REQUIREMENT
Wherever a line below holds the word "Weekly", copy that line.

Rows from a dataset
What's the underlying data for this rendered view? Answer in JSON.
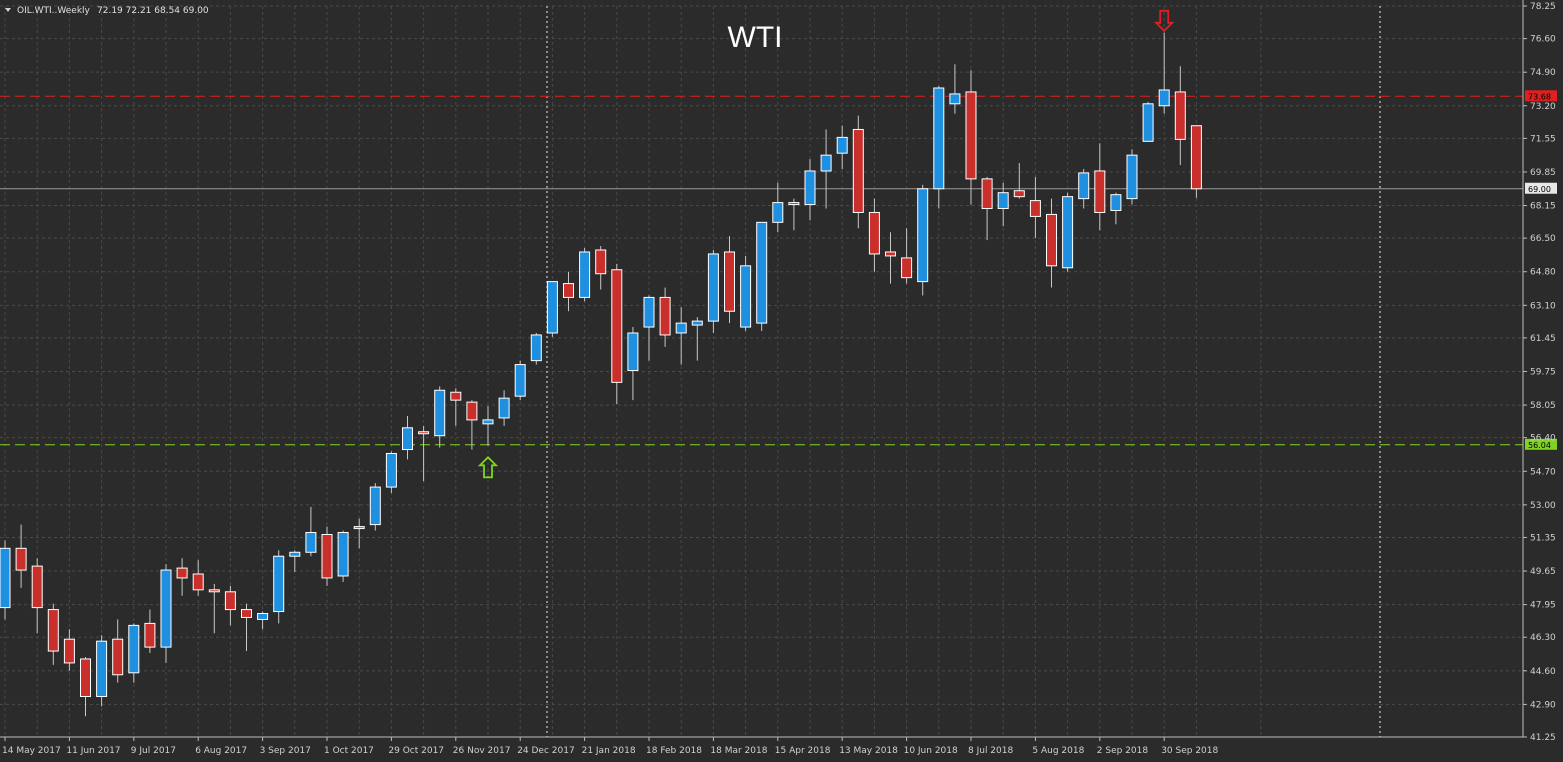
{
  "header": {
    "symbol_label": "OIL.WTI..Weekly",
    "ohlc_label": "72.19 72.21 68.54 69.00"
  },
  "chart_data": {
    "type": "candlestick",
    "title": "WTI",
    "timeframe": "Weekly",
    "ylim": [
      41.25,
      78.25
    ],
    "y_ticks": [
      "78.25",
      "76.60",
      "74.90",
      "73.20",
      "71.55",
      "69.85",
      "68.15",
      "66.50",
      "64.80",
      "63.10",
      "61.45",
      "59.75",
      "58.05",
      "56.40",
      "54.70",
      "53.00",
      "51.35",
      "49.65",
      "47.95",
      "46.30",
      "44.60",
      "42.90",
      "41.25"
    ],
    "x_tick_labels": [
      "14 May 2017",
      "11 Jun 2017",
      "9 Jul 2017",
      "6 Aug 2017",
      "3 Sep 2017",
      "1 Oct 2017",
      "29 Oct 2017",
      "26 Nov 2017",
      "24 Dec 2017",
      "21 Jan 2018",
      "18 Feb 2018",
      "18 Mar 2018",
      "15 Apr 2018",
      "13 May 2018",
      "10 Jun 2018",
      "8 Jul 2018",
      "5 Aug 2018",
      "2 Sep 2018",
      "30 Sep 2018"
    ],
    "grid": true,
    "colors": {
      "background": "#2b2b2b",
      "grid": "#4a4a4a",
      "bull": "#1f8fe0",
      "bear": "#c9302c",
      "wick": "#c8c8c8",
      "resistance": "#e02020",
      "support": "#7ed321",
      "current_line": "#9a9a9a"
    },
    "candles": [
      {
        "o": 47.8,
        "h": 51.2,
        "l": 47.2,
        "c": 50.8
      },
      {
        "o": 50.8,
        "h": 52.0,
        "l": 48.8,
        "c": 49.7
      },
      {
        "o": 49.9,
        "h": 50.3,
        "l": 46.5,
        "c": 47.8
      },
      {
        "o": 47.7,
        "h": 48.0,
        "l": 44.9,
        "c": 45.6
      },
      {
        "o": 46.2,
        "h": 46.7,
        "l": 44.6,
        "c": 45.0
      },
      {
        "o": 45.2,
        "h": 45.3,
        "l": 42.3,
        "c": 43.3
      },
      {
        "o": 43.3,
        "h": 46.4,
        "l": 42.8,
        "c": 46.1
      },
      {
        "o": 46.2,
        "h": 47.2,
        "l": 44.0,
        "c": 44.4
      },
      {
        "o": 44.5,
        "h": 47.0,
        "l": 44.0,
        "c": 46.9
      },
      {
        "o": 47.0,
        "h": 47.7,
        "l": 45.5,
        "c": 45.8
      },
      {
        "o": 45.8,
        "h": 50.0,
        "l": 45.0,
        "c": 49.7
      },
      {
        "o": 49.8,
        "h": 50.3,
        "l": 48.4,
        "c": 49.3
      },
      {
        "o": 49.5,
        "h": 50.2,
        "l": 48.4,
        "c": 48.7
      },
      {
        "o": 48.7,
        "h": 49.0,
        "l": 46.5,
        "c": 48.6
      },
      {
        "o": 48.6,
        "h": 48.9,
        "l": 46.9,
        "c": 47.7
      },
      {
        "o": 47.7,
        "h": 48.0,
        "l": 45.6,
        "c": 47.3
      },
      {
        "o": 47.2,
        "h": 47.6,
        "l": 46.7,
        "c": 47.5
      },
      {
        "o": 47.6,
        "h": 50.7,
        "l": 47.0,
        "c": 50.4
      },
      {
        "o": 50.4,
        "h": 50.7,
        "l": 49.6,
        "c": 50.6
      },
      {
        "o": 50.6,
        "h": 52.9,
        "l": 50.4,
        "c": 51.6
      },
      {
        "o": 51.5,
        "h": 51.9,
        "l": 48.9,
        "c": 49.3
      },
      {
        "o": 49.4,
        "h": 51.7,
        "l": 49.1,
        "c": 51.6
      },
      {
        "o": 51.8,
        "h": 52.3,
        "l": 50.8,
        "c": 51.9
      },
      {
        "o": 52.0,
        "h": 54.1,
        "l": 51.7,
        "c": 53.9
      },
      {
        "o": 53.9,
        "h": 55.7,
        "l": 53.6,
        "c": 55.6
      },
      {
        "o": 55.8,
        "h": 57.5,
        "l": 55.3,
        "c": 56.9
      },
      {
        "o": 56.7,
        "h": 57.0,
        "l": 54.2,
        "c": 56.6
      },
      {
        "o": 56.5,
        "h": 59.0,
        "l": 55.9,
        "c": 58.8
      },
      {
        "o": 58.7,
        "h": 58.9,
        "l": 57.0,
        "c": 58.3
      },
      {
        "o": 58.2,
        "h": 58.3,
        "l": 55.8,
        "c": 57.3
      },
      {
        "o": 57.1,
        "h": 58.0,
        "l": 56.0,
        "c": 57.3
      },
      {
        "o": 57.4,
        "h": 58.8,
        "l": 57.0,
        "c": 58.4
      },
      {
        "o": 58.5,
        "h": 60.3,
        "l": 58.3,
        "c": 60.1
      },
      {
        "o": 60.3,
        "h": 61.7,
        "l": 60.1,
        "c": 61.6
      },
      {
        "o": 61.7,
        "h": 64.3,
        "l": 61.5,
        "c": 64.3
      },
      {
        "o": 64.2,
        "h": 64.8,
        "l": 62.8,
        "c": 63.5
      },
      {
        "o": 63.5,
        "h": 66.0,
        "l": 63.3,
        "c": 65.8
      },
      {
        "o": 65.9,
        "h": 66.1,
        "l": 63.9,
        "c": 64.7
      },
      {
        "o": 64.9,
        "h": 65.2,
        "l": 58.1,
        "c": 59.2
      },
      {
        "o": 59.8,
        "h": 62.0,
        "l": 58.3,
        "c": 61.7
      },
      {
        "o": 62.0,
        "h": 63.6,
        "l": 60.3,
        "c": 63.5
      },
      {
        "o": 63.5,
        "h": 64.0,
        "l": 61.0,
        "c": 61.6
      },
      {
        "o": 61.7,
        "h": 63.0,
        "l": 60.1,
        "c": 62.2
      },
      {
        "o": 62.1,
        "h": 62.5,
        "l": 60.3,
        "c": 62.3
      },
      {
        "o": 62.3,
        "h": 65.9,
        "l": 61.7,
        "c": 65.7
      },
      {
        "o": 65.8,
        "h": 66.6,
        "l": 62.2,
        "c": 62.8
      },
      {
        "o": 62.0,
        "h": 65.6,
        "l": 61.8,
        "c": 65.1
      },
      {
        "o": 62.2,
        "h": 67.3,
        "l": 61.8,
        "c": 67.3
      },
      {
        "o": 67.3,
        "h": 69.3,
        "l": 66.8,
        "c": 68.3
      },
      {
        "o": 68.3,
        "h": 68.5,
        "l": 66.9,
        "c": 68.2
      },
      {
        "o": 68.2,
        "h": 70.5,
        "l": 67.4,
        "c": 69.9
      },
      {
        "o": 69.9,
        "h": 72.0,
        "l": 68.0,
        "c": 70.7
      },
      {
        "o": 70.8,
        "h": 72.2,
        "l": 70.0,
        "c": 71.6
      },
      {
        "o": 72.0,
        "h": 72.7,
        "l": 67.0,
        "c": 67.8
      },
      {
        "o": 67.8,
        "h": 68.5,
        "l": 64.8,
        "c": 65.7
      },
      {
        "o": 65.8,
        "h": 66.8,
        "l": 64.2,
        "c": 65.6
      },
      {
        "o": 65.5,
        "h": 67.0,
        "l": 64.2,
        "c": 64.5
      },
      {
        "o": 64.3,
        "h": 69.2,
        "l": 63.6,
        "c": 69.0
      },
      {
        "o": 69.0,
        "h": 74.2,
        "l": 68.0,
        "c": 74.1
      },
      {
        "o": 73.3,
        "h": 75.3,
        "l": 72.8,
        "c": 73.8
      },
      {
        "o": 73.9,
        "h": 75.0,
        "l": 68.2,
        "c": 69.5
      },
      {
        "o": 69.5,
        "h": 69.6,
        "l": 66.4,
        "c": 68.0
      },
      {
        "o": 68.0,
        "h": 69.3,
        "l": 67.1,
        "c": 68.8
      },
      {
        "o": 68.9,
        "h": 70.3,
        "l": 68.5,
        "c": 68.6
      },
      {
        "o": 68.4,
        "h": 69.6,
        "l": 66.5,
        "c": 67.6
      },
      {
        "o": 67.7,
        "h": 68.5,
        "l": 64.0,
        "c": 65.1
      },
      {
        "o": 65.0,
        "h": 68.8,
        "l": 64.8,
        "c": 68.6
      },
      {
        "o": 68.5,
        "h": 70.0,
        "l": 68.0,
        "c": 69.8
      },
      {
        "o": 69.9,
        "h": 71.3,
        "l": 66.9,
        "c": 67.8
      },
      {
        "o": 67.9,
        "h": 68.8,
        "l": 67.2,
        "c": 68.7
      },
      {
        "o": 68.5,
        "h": 71.0,
        "l": 68.2,
        "c": 70.7
      },
      {
        "o": 71.4,
        "h": 73.4,
        "l": 71.4,
        "c": 73.3
      },
      {
        "o": 73.2,
        "h": 76.9,
        "l": 72.8,
        "c": 74.0
      },
      {
        "o": 73.9,
        "h": 75.2,
        "l": 70.2,
        "c": 71.5
      },
      {
        "o": 72.19,
        "h": 72.21,
        "l": 68.54,
        "c": 69.0
      }
    ],
    "levels": {
      "resistance": {
        "value": 73.68,
        "label": "73.68"
      },
      "support": {
        "value": 56.04,
        "label": "56.04"
      },
      "current": {
        "value": 69.0,
        "label": "69.00"
      }
    },
    "markers": [
      {
        "name": "buy-arrow",
        "direction": "up",
        "candle_index": 30,
        "price": 54.9
      },
      {
        "name": "sell-arrow",
        "direction": "down",
        "candle_index": 72,
        "price": 77.5
      }
    ]
  }
}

ANSWER FOR THIS EXERCISE
    "symbol_label": "OIL.WTI..Weekly",
    "timeframe": "Weekly",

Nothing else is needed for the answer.